PROBLEM REQUIREMENTS
Gather every line in the records below that contains the word "aktywami".

SUPPLIED MATERIAL
========================

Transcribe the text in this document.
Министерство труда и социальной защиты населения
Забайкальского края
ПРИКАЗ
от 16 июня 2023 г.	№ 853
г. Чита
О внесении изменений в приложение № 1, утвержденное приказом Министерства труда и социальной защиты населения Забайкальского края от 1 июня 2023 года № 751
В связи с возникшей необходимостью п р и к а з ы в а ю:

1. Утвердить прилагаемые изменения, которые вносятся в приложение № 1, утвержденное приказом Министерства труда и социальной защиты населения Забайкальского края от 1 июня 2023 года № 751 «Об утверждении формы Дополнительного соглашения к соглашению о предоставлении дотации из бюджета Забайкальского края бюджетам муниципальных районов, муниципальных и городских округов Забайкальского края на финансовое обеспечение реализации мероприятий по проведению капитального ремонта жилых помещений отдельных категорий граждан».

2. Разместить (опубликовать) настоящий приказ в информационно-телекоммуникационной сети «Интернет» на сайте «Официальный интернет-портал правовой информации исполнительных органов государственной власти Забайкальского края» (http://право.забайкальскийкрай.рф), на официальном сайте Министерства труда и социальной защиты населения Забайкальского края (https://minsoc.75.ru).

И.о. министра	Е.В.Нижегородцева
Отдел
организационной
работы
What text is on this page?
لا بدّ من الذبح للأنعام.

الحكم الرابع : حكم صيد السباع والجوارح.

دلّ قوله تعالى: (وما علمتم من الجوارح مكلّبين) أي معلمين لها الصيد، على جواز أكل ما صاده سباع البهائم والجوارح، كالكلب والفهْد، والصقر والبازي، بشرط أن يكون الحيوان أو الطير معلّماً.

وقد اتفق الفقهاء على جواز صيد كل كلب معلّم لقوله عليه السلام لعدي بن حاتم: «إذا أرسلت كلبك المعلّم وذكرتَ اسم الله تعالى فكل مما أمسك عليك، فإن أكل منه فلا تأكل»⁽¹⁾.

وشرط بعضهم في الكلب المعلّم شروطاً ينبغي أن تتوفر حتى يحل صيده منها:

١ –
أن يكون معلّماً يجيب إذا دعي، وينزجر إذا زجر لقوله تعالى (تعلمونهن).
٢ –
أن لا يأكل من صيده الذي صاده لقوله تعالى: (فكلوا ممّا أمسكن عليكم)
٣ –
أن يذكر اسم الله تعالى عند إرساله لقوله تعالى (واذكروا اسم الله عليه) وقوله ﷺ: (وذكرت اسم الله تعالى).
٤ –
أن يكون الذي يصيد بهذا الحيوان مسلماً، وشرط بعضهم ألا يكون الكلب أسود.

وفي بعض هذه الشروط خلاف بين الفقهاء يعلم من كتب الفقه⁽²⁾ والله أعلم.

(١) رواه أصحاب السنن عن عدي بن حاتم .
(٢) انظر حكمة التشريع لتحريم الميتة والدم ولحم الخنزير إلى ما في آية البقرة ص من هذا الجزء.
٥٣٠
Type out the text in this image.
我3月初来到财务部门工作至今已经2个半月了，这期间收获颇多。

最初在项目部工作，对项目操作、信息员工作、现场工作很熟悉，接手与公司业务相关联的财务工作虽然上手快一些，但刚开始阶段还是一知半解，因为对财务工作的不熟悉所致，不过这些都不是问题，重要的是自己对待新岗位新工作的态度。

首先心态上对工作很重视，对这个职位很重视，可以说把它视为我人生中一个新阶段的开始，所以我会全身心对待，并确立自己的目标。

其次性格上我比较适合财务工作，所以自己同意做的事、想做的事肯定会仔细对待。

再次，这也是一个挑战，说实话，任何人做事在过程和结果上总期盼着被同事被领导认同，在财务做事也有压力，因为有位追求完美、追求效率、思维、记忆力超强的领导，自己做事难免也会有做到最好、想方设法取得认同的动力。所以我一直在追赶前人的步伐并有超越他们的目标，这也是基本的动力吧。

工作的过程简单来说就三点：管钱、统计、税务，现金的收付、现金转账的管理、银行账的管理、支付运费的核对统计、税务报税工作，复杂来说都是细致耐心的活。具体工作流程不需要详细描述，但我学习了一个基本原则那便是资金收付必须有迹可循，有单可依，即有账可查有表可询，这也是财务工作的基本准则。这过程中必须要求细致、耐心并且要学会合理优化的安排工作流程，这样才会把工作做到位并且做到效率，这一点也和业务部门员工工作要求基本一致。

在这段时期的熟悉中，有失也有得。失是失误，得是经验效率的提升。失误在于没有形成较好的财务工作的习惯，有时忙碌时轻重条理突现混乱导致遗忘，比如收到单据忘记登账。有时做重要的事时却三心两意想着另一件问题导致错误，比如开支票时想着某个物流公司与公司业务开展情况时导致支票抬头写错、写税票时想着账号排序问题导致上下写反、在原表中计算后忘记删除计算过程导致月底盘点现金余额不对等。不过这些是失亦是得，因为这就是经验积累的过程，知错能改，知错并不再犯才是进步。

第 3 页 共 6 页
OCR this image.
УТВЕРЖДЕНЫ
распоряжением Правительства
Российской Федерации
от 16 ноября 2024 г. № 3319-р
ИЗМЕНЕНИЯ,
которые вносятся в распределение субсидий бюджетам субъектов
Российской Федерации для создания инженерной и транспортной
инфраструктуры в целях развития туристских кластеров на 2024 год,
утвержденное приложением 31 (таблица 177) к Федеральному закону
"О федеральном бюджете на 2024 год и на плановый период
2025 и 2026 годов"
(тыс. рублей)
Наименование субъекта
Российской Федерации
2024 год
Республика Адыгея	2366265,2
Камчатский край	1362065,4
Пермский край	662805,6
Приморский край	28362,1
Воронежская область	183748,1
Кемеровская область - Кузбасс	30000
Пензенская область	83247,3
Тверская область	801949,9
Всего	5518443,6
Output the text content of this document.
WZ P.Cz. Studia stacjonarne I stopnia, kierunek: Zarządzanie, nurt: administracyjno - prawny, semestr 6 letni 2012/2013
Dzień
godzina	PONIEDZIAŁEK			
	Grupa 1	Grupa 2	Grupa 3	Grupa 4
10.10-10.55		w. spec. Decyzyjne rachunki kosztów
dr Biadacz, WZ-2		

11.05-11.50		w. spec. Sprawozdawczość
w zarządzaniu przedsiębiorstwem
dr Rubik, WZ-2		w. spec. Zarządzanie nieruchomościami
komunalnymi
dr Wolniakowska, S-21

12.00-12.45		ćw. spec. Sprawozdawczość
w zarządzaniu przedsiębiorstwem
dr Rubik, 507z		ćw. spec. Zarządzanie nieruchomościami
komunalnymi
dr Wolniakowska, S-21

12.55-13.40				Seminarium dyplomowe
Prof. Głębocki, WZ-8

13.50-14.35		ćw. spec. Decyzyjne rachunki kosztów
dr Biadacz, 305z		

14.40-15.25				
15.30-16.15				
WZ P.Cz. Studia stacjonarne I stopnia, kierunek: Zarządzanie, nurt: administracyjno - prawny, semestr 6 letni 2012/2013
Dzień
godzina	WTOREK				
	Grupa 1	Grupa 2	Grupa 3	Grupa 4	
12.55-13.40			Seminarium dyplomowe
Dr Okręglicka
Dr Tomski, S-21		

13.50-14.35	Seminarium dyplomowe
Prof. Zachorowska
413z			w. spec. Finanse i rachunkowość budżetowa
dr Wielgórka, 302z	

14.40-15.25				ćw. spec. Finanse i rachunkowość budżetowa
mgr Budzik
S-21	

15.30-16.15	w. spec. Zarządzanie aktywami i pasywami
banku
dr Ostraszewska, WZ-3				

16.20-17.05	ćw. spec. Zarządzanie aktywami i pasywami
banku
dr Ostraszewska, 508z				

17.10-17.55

========================

FINAL RESULT
15.30-16.15	w. spec. Zarządzanie aktywami i pasywami
16.20-17.05	ćw. spec. Zarządzanie aktywami i pasywami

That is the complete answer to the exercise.